Select the lines that hold the word "nENGINE" and copy each one.
Start Material supplied
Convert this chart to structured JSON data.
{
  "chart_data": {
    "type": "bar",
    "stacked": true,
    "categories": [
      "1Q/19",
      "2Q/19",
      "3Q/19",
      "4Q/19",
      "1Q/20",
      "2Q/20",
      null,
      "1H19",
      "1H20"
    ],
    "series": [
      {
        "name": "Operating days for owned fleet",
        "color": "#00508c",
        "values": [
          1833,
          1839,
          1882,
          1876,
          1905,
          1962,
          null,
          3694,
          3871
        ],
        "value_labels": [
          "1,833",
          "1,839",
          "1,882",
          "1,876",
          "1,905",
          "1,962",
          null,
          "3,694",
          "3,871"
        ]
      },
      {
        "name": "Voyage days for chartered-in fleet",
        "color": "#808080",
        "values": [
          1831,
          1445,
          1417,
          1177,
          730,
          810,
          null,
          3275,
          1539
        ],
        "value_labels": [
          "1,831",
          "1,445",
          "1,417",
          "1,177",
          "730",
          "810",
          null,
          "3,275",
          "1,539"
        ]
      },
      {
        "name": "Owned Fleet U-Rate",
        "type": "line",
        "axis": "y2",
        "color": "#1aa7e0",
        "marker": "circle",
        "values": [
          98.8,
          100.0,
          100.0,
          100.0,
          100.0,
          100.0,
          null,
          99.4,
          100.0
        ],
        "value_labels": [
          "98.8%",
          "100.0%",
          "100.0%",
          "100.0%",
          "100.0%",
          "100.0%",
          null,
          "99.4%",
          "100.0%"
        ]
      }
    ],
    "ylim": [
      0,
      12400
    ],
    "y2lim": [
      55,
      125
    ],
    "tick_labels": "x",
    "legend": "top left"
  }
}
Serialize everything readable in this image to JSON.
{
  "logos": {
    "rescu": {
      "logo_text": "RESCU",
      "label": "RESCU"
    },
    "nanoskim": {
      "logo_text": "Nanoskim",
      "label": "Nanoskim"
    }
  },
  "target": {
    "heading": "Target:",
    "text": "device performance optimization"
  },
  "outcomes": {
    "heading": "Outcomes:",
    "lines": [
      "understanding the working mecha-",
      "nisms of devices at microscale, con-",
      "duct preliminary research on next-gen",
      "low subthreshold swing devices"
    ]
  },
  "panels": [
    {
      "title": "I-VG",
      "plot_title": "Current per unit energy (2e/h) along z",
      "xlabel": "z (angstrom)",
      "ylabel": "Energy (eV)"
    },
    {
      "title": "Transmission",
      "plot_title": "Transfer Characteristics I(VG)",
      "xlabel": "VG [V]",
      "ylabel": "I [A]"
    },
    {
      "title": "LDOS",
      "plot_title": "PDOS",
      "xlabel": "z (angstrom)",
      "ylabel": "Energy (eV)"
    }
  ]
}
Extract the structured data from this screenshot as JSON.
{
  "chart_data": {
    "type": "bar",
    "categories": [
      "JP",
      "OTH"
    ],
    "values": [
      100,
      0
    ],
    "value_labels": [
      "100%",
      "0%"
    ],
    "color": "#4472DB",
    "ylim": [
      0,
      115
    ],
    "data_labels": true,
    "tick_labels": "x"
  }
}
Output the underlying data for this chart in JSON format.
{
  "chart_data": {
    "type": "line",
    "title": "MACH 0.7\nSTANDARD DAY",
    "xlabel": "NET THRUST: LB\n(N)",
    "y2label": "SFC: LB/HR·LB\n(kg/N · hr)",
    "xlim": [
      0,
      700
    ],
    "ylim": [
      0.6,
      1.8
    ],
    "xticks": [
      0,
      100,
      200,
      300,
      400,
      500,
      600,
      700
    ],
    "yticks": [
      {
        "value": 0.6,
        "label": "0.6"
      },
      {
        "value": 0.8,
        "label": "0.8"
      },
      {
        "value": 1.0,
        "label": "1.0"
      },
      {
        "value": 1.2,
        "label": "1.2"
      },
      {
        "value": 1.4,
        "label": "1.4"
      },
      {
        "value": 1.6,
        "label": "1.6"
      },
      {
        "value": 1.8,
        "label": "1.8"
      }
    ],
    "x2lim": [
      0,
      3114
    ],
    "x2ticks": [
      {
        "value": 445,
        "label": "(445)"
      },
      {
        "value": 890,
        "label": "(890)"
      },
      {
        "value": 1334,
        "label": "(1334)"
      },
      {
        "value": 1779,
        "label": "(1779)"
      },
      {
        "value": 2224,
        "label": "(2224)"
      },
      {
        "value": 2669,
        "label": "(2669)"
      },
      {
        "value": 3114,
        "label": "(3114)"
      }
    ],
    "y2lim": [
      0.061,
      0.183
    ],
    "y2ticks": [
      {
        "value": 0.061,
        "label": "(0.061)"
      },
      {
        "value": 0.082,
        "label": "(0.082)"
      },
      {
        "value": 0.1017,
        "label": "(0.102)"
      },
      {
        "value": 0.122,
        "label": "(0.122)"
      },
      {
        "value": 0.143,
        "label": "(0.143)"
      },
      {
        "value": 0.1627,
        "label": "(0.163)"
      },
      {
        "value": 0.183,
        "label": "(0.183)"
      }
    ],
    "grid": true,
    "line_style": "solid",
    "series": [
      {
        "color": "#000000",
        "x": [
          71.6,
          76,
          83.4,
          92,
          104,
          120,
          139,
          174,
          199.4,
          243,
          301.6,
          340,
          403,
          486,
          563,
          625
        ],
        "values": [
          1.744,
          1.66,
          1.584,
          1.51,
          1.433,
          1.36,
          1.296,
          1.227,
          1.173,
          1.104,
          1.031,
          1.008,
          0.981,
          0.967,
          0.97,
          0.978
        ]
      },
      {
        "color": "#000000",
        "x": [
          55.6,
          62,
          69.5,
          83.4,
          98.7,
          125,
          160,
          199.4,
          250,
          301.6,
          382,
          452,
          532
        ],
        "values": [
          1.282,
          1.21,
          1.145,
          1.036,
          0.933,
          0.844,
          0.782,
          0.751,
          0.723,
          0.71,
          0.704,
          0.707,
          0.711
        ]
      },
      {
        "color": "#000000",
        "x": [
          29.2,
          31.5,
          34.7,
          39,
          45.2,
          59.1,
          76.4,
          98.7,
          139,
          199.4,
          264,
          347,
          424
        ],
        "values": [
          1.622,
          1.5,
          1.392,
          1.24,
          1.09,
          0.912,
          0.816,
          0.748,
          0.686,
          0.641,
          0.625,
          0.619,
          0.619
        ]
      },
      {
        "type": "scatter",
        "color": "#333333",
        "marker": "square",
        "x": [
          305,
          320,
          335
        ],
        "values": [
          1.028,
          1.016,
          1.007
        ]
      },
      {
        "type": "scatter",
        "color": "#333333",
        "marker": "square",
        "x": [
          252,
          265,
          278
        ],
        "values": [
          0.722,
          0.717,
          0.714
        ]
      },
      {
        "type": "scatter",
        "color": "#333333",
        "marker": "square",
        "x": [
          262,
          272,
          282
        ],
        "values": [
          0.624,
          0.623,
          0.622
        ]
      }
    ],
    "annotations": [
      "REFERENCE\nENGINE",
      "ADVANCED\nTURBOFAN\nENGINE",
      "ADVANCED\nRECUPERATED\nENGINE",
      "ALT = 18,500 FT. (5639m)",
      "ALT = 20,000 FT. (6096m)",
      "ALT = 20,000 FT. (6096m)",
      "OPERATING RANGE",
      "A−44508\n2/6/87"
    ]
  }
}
End Material supplied
§ Full response
      "REFERENCE\nENGINE",
      "ADVANCED\nTURBOFAN\nENGINE",
      "ADVANCED\nRECUPERATED\nENGINE",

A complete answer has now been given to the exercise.